### TASK MATERIAL ###
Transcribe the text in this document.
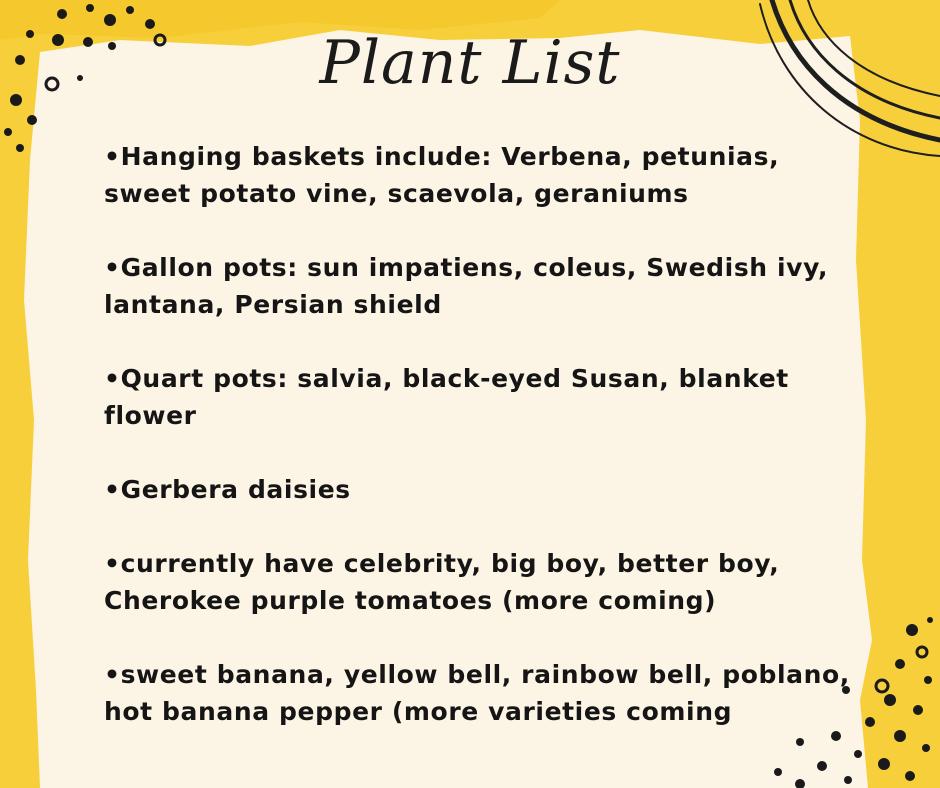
Plant List
•Hanging baskets include: Verbena, petunias, sweet potato vine, scaevola, geraniums
•Gallon pots: sun impatiens, coleus, Swedish ivy, lantana, Persian shield
•Quart pots: salvia, black-eyed Susan, blanket flower
•Gerbera daisies
•currently have celebrity, big boy, better boy, Cherokee purple tomatoes (more coming)
•sweet banana, yellow bell, rainbow bell, poblano, hot banana pepper (more varieties coming
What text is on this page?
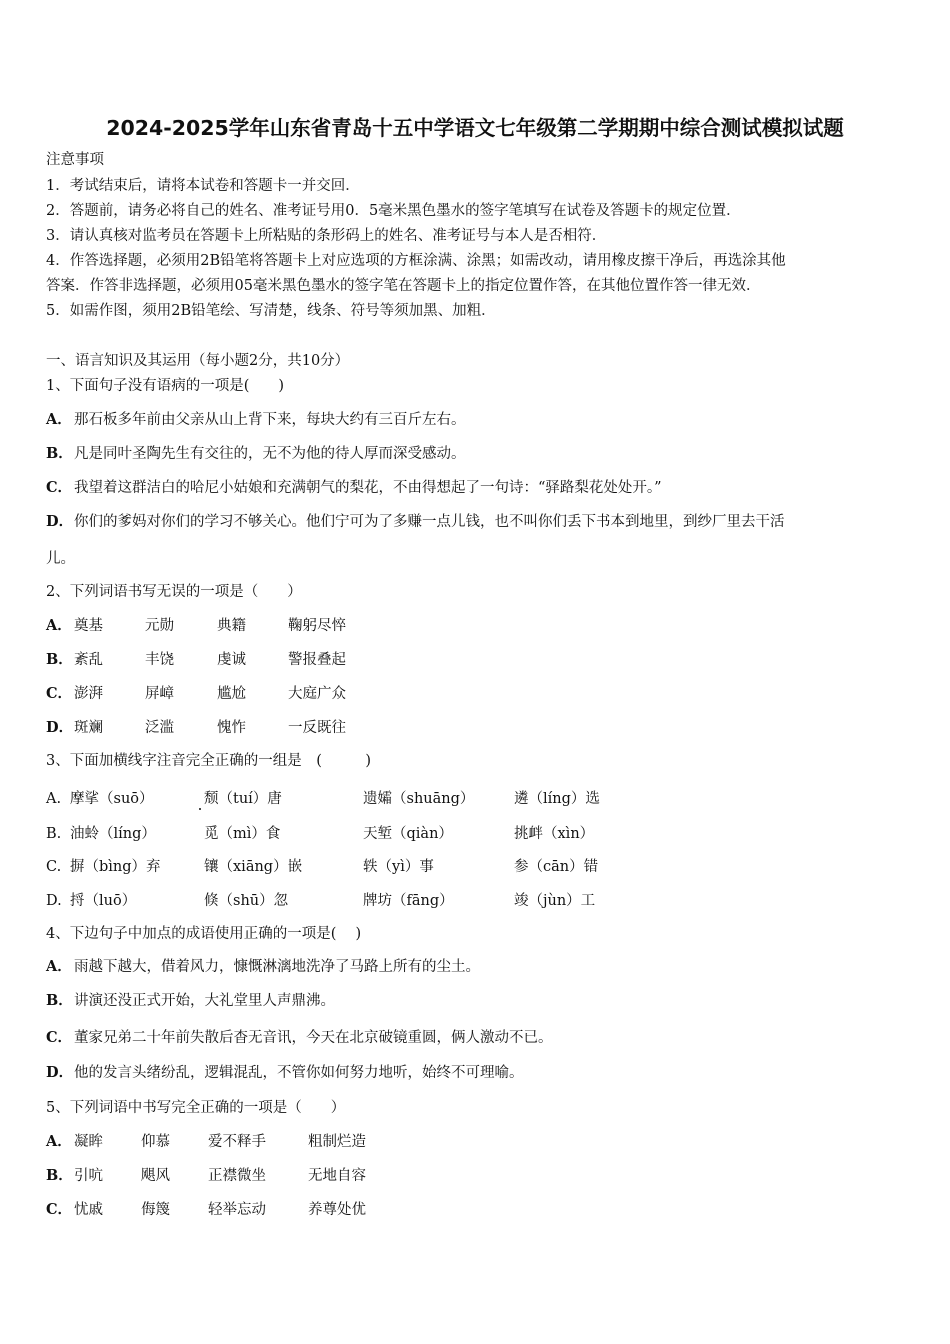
2024-2025学年山东省青岛十五中学语文七年级第二学期期中综合测试模拟试题
注意事项
1．考试结束后，请将本试卷和答题卡一并交回．
2．答题前，请务必将自己的姓名、准考证号用0．5毫米黑色墨水的签字笔填写在试卷及答题卡的规定位置．
3．请认真核对监考员在答题卡上所粘贴的条形码上的姓名、准考证号与本人是否相符．
4．作答选择题，必须用2B铅笔将答题卡上对应选项的方框涂满、涂黑；如需改动，请用橡皮擦干净后，再选涂其他
答案．作答非选择题，必须用05毫米黑色墨水的签字笔在答题卡上的指定位置作答，在其他位置作答一律无效．
5．如需作图，须用2B铅笔绘、写清楚，线条、符号等须加黑、加粗．
一、语言知识及其运用（每小题2分，共10分）
1、下面句子没有语病的一项是(　　)
A． 那石板多年前由父亲从山上背下来，每块大约有三百斤左右。
B．凡是同叶圣陶先生有交往的，无不为他的待人厚而深受感动。
C． 我望着这群洁白的哈尼小姑娘和充满朝气的梨花，不由得想起了一句诗：“驿路梨花处处开。”
D．你们的爹妈对你们的学习不够关心。他们宁可为了多赚一点儿钱，也不叫你们丢下书本到地里，到纱厂里去干活
儿。
2、下列词语书写无误的一项是（　　）
A． 奠基	元勋	典籍	鞠躬尽悴
B． 紊乱	丰饶	虔诚	警报叠起
C． 澎湃	屏嶂	尴尬	大庭广众
D． 斑斓	泛滥	愧怍	一反既往
3、下面加横线字注音完全正确的一组是　(　　　)
A. 摩挲（suō）	颓（tuí）唐	遗孀（shuāng）	遴（líng）选
B. 油蛉（líng）	觅（mì）食	天堑（qiàn）	挑衅（xìn）
C. 摒（bìng）弃	镶（xiāng）嵌	轶（yì）事	参（cān）错
D. 捋（luō）	倏（shū）忽	牌坊（fāng）	竣（jùn）工
4、下边句子中加点的成语使用正确的一项是(　 )
A． 雨越下越大，借着风力，慷慨淋漓地洗净了马路上所有的尘土。
B．讲演还没正式开始，大礼堂里人声鼎沸。
C． 董家兄弟二十年前失散后杳无音讯，今天在北京破镜重圆，俩人激动不已。
D．他的发言头绪纷乱，逻辑混乱，不管你如何努力地听，始终不可理喻。
5、下列词语中书写完全正确的一项是（　　）
A． 凝眸	仰慕	爱不释手	粗制烂造
B． 引吭	飓风	正襟微坐	无地自容
C． 忧戚	侮篾	轻举忘动	养尊处优
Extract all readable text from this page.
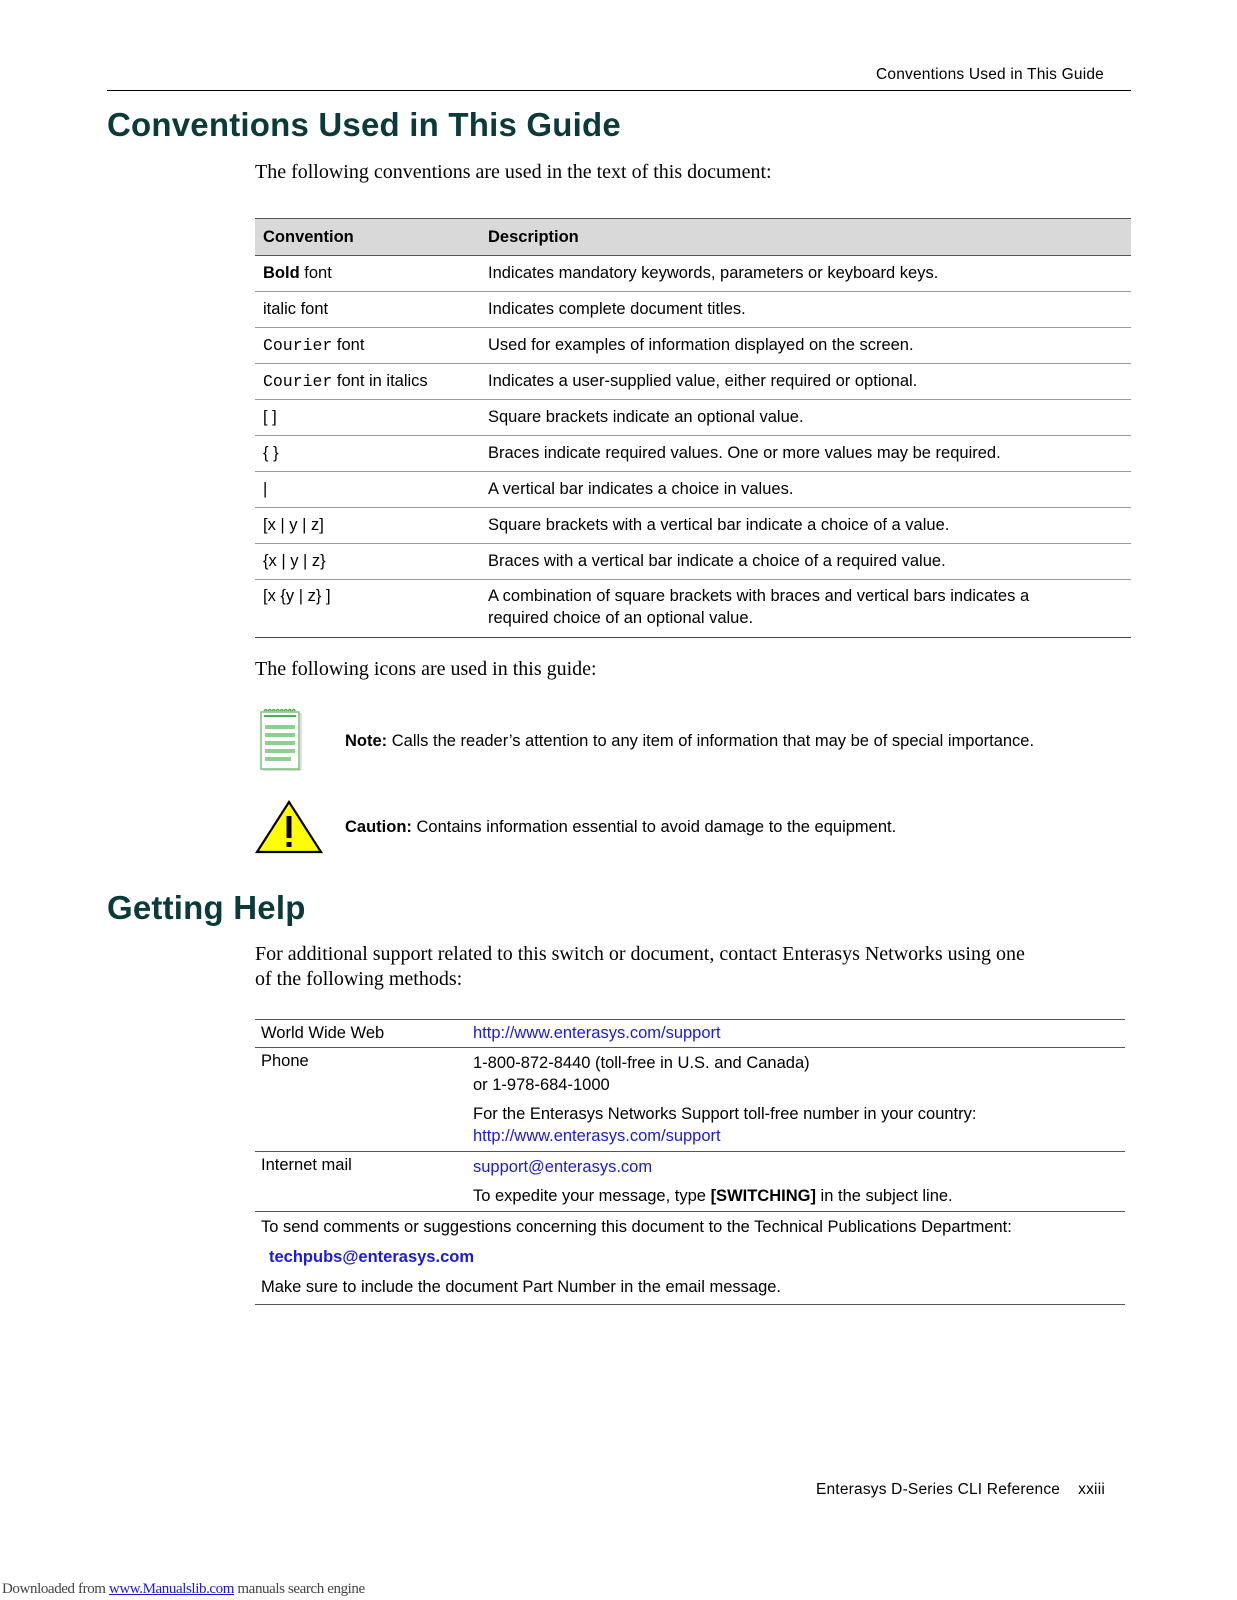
Conventions Used in This Guide
Conventions Used in This Guide
The following conventions are used in the text of this document:
Convention	Description
Bold font	Indicates mandatory keywords, parameters or keyboard keys.
italic font	Indicates complete document titles.
Courier font	Used for examples of information displayed on the screen.
Courier font in italics	Indicates a user-supplied value, either required or optional.
[ ]	Square brackets indicate an optional value.
{ }	Braces indicate required values. One or more values may be required.
|	A vertical bar indicates a choice in values.
[x | y | z]	Square brackets with a vertical bar indicate a choice of a value.
{x | y | z}	Braces with a vertical bar indicate a choice of a required value.
[x {y | z} ]	A combination of square brackets with braces and vertical bars indicates a
required choice of an optional value.
The following icons are used in this guide:
Note: Calls the reader’s attention to any item of information that may be of special importance.
Caution: Contains information essential to avoid damage to the equipment.
Getting Help
For additional support related to this switch or document, contact Enterasys Networks using one
of the following methods:
World Wide Web	http://www.enterasys.com/support
Phone	1-800-872-8440 (toll-free in U.S. and Canada)
or 1-978-684-1000
For the Enterasys Networks Support toll-free number in your country:
http://www.enterasys.com/support

Internet mail	support@enterasys.com
To expedite your message, type [SWITCHING] in the subject line.

To send comments or suggestions concerning this document to the Technical Publications Department:
techpubs@enterasys.com
Make sure to include the document Part Number in the email message.	
Enterasys D-Series CLI Reference xxiii
Downloaded from www.Manualslib.com manuals search engine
###
## INSTRUCTIONS TO FOLLOW
Using the material above, retype each entry exactly and omit the pictures.

## COMPLETE ANSWER
Transcribe the text in this document.
Plant List
•Hanging baskets include: Verbena, petunias, sweet potato vine, scaevola, geraniums
•Gallon pots: sun impatiens, coleus, Swedish ivy, lantana, Persian shield
•Quart pots: salvia, black-eyed Susan, blanket flower
•Gerbera daisies
•currently have celebrity, big boy, better boy, Cherokee purple tomatoes (more coming)
•sweet banana, yellow bell, rainbow bell, poblano, hot banana pepper (more varieties coming
What text is on this page?
2024-2025学年山东省青岛十五中学语文七年级第二学期期中综合测试模拟试题
注意事项
1．考试结束后，请将本试卷和答题卡一并交回．
2．答题前，请务必将自己的姓名、准考证号用0．5毫米黑色墨水的签字笔填写在试卷及答题卡的规定位置．
3．请认真核对监考员在答题卡上所粘贴的条形码上的姓名、准考证号与本人是否相符．
4．作答选择题，必须用2B铅笔将答题卡上对应选项的方框涂满、涂黑；如需改动，请用橡皮擦干净后，再选涂其他
答案．作答非选择题，必须用05毫米黑色墨水的签字笔在答题卡上的指定位置作答，在其他位置作答一律无效．
5．如需作图，须用2B铅笔绘、写清楚，线条、符号等须加黑、加粗．
一、语言知识及其运用（每小题2分，共10分）
1、下面句子没有语病的一项是(　　)
A． 那石板多年前由父亲从山上背下来，每块大约有三百斤左右。
B．凡是同叶圣陶先生有交往的，无不为他的待人厚而深受感动。
C． 我望着这群洁白的哈尼小姑娘和充满朝气的梨花，不由得想起了一句诗：“驿路梨花处处开。”
D．你们的爹妈对你们的学习不够关心。他们宁可为了多赚一点儿钱，也不叫你们丢下书本到地里，到纱厂里去干活
儿。
2、下列词语书写无误的一项是（　　）
A． 奠基	元勋	典籍	鞠躬尽悴
B． 紊乱	丰饶	虔诚	警报叠起
C． 澎湃	屏嶂	尴尬	大庭广众
D． 斑斓	泛滥	愧怍	一反既往
3、下面加横线字注音完全正确的一组是　(　　　)
A. 摩挲（suō）	颓（tuí）唐	遗孀（shuāng）	遴（líng）选
B. 油蛉（líng）	觅（mì）食	天堑（qiàn）	挑衅（xìn）
C. 摒（bìng）弃	镶（xiāng）嵌	轶（yì）事	参（cān）错
D. 捋（luō）	倏（shū）忽	牌坊（fāng）	竣（jùn）工
4、下边句子中加点的成语使用正确的一项是(　 )
A． 雨越下越大，借着风力，慷慨淋漓地洗净了马路上所有的尘土。
B．讲演还没正式开始，大礼堂里人声鼎沸。
C． 董家兄弟二十年前失散后杳无音讯，今天在北京破镜重圆，俩人激动不已。
D．他的发言头绪纷乱，逻辑混乱，不管你如何努力地听，始终不可理喻。
5、下列词语中书写完全正确的一项是（　　）
A． 凝眸	仰慕	爱不释手	粗制烂造
B． 引吭	飓风	正襟微坐	无地自容
C． 忧戚	侮篾	轻举忘动	养尊处优
Extract all readable text from this page.
Conventions Used in This Guide
Conventions Used in This Guide
The following conventions are used in the text of this document:
Convention	Description
Bold font	Indicates mandatory keywords, parameters or keyboard keys.
italic font	Indicates complete document titles.
Courier font	Used for examples of information displayed on the screen.
Courier font in italics	Indicates a user-supplied value, either required or optional.
[ ]	Square brackets indicate an optional value.
{ }	Braces indicate required values. One or more values may be required.
|	A vertical bar indicates a choice in values.
[x | y | z]	Square brackets with a vertical bar indicate a choice of a value.
{x | y | z}	Braces with a vertical bar indicate a choice of a required value.
[x {y | z} ]	A combination of square brackets with braces and vertical bars indicates a
required choice of an optional value.
The following icons are used in this guide:
Note: Calls the reader’s attention to any item of information that may be of special importance.
Caution: Contains information essential to avoid damage to the equipment.
Getting Help
For additional support related to this switch or document, contact Enterasys Networks using one
of the following methods:
World Wide Web	http://www.enterasys.com/support
Phone	1-800-872-8440 (toll-free in U.S. and Canada)
or 1-978-684-1000
For the Enterasys Networks Support toll-free number in your country:
http://www.enterasys.com/support

Internet mail	support@enterasys.com
To expedite your message, type [SWITCHING] in the subject line.

To send comments or suggestions concerning this document to the Technical Publications Department:
techpubs@enterasys.com
Make sure to include the document Part Number in the email message.	
Enterasys D-Series CLI Reference xxiii
Downloaded from www.Manualslib.com manuals search engine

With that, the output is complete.